WHAT THIS TASK INVOLVES -> Output the material exactly, but drop every image it holds.

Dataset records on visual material
════════════════════

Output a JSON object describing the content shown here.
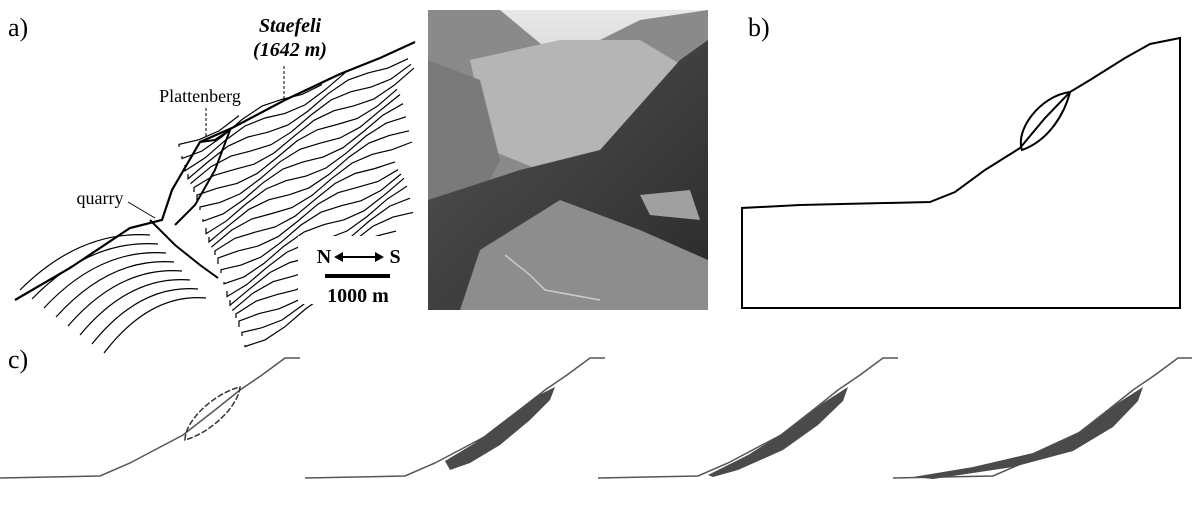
{
  "panels": {
    "a": {
      "label": "a)",
      "title": "Staefeli",
      "elevation": "(1642 m)",
      "labels": [
        "Plattenberg",
        "quarry"
      ],
      "compass": {
        "north": "N",
        "south": "S"
      },
      "scale": "1000 m"
    },
    "b": {
      "label": "b)"
    },
    "c": {
      "label": "c)"
    }
  }
}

════════════════════

RESULT BELOW ->
Output a JSON object describing the content shown here.
{
  "panels": {
    "a": {
      "label": "a)",
      "title": "Staefeli",
      "elevation": "(1642 m)",
      "labels": [
        "Plattenberg",
        "quarry"
      ],
      "compass": {
        "north": "N",
        "south": "S"
      },
      "scale": "1000 m"
    },
    "b": {
      "label": "b)"
    },
    "c": {
      "label": "c)"
    }
  }
}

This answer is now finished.